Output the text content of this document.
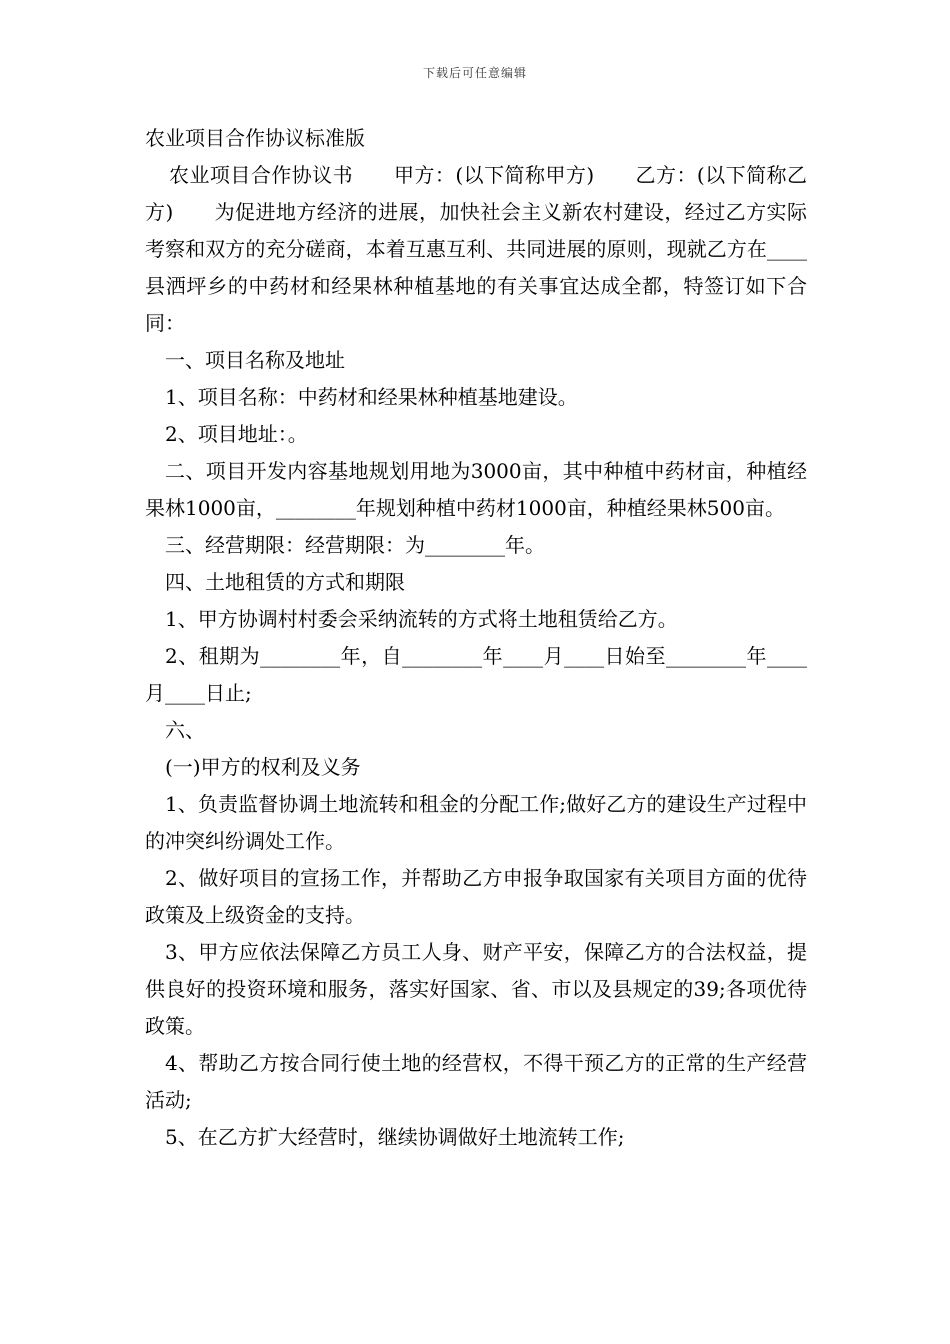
下载后可任意编辑

农业项目合作协议标准版

农业项目合作协议书　　甲方：(以下简称甲方)　　乙方：(以下简称乙方)　　为促进地方经济的进展，加快社会主义新农村建设，经过乙方实际考察和双方的充分磋商，本着互惠互利、共同进展的原则，现就乙方在____县洒坪乡的中药材和经果林种植基地的有关事宜达成全都，特签订如下合同：

一、项目名称及地址

1、项目名称：中药材和经果林种植基地建设。

2、项目地址：。

二、项目开发内容基地规划用地为3000亩，其中种植中药材亩，种植经果林1000亩，________年规划种植中药材1000亩，种植经果林500亩。

三、经营期限：经营期限：为________年。

四、土地租赁的方式和期限

1、甲方协调村村委会采纳流转的方式将土地租赁给乙方。

2、租期为________年，自________年____月____日始至________年____月____日止;

六、

(一)甲方的权利及义务

1、负责监督协调土地流转和租金的分配工作;做好乙方的建设生产过程中的冲突纠纷调处工作。

2、做好项目的宣扬工作，并帮助乙方申报争取国家有关项目方面的优待政策及上级资金的支持。

3、甲方应依法保障乙方员工人身、财产平安，保障乙方的合法权益，提供良好的投资环境和服务，落实好国家、省、市以及县规定的39;各项优待政策。

4、帮助乙方按合同行使土地的经营权，不得干预乙方的正常的生产经营活动;

5、在乙方扩大经营时，继续协调做好土地流转工作;
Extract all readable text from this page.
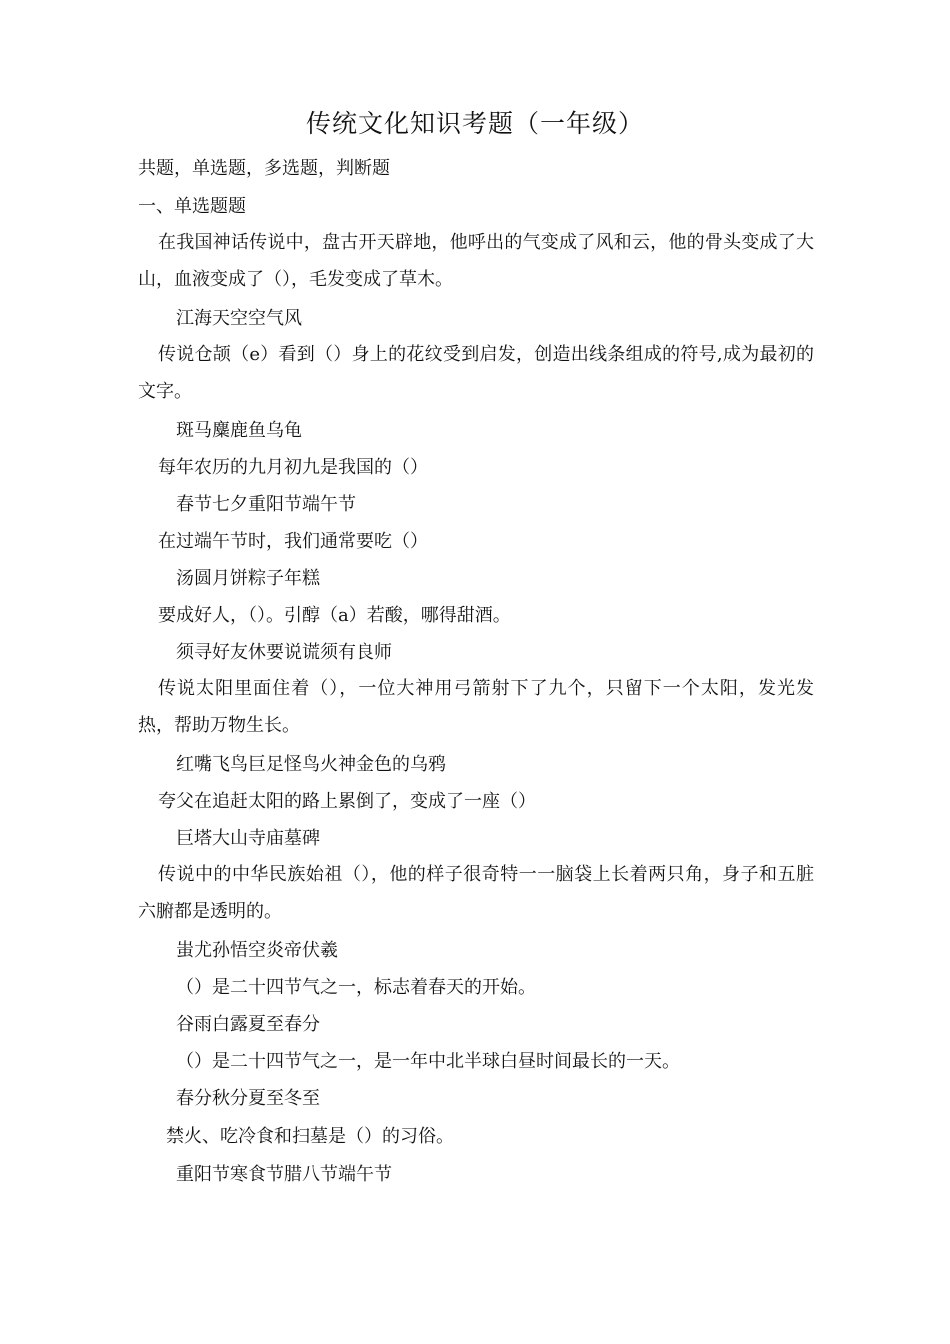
传统文化知识考题（一年级）
共题，单选题，多选题，判断题
一、单选题题
在我国神话传说中，盘古开天辟地，他呼出的气变成了风和云，他的骨头变成了大山，血液变成了（），毛发变成了草木。
江海天空空气风
传说仓颉（e）看到（）身上的花纹受到启发，创造出线条组成的符号,成为最初的文字。
斑马麋鹿鱼乌龟
每年农历的九月初九是我国的（）
春节七夕重阳节端午节
在过端午节时，我们通常要吃（）
汤圆月饼粽子年糕
要成好人，（）。引醇（a）若酸，哪得甜酒。
须寻好友休要说谎须有良师
传说太阳里面住着（），一位大神用弓箭射下了九个，只留下一个太阳，发光发热，帮助万物生长。
红嘴飞鸟巨足怪鸟火神金色的乌鸦
夸父在追赶太阳的路上累倒了，变成了一座（）
巨塔大山寺庙墓碑
传说中的中华民族始祖（），他的样子很奇特一一脑袋上长着两只角，身子和五脏六腑都是透明的。
蚩尤孙悟空炎帝伏羲
（）是二十四节气之一，标志着春天的开始。
谷雨白露夏至春分
（）是二十四节气之一，是一年中北半球白昼时间最长的一天。
春分秋分夏至冬至
禁火、吃冷食和扫墓是（）的习俗。
重阳节寒食节腊八节端午节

[Task directions]: Only lines with the word "this" are wanted, so copy each one from the records.

[Exercise solution]:
Output the text content of this document.
Extract all readable text from this page.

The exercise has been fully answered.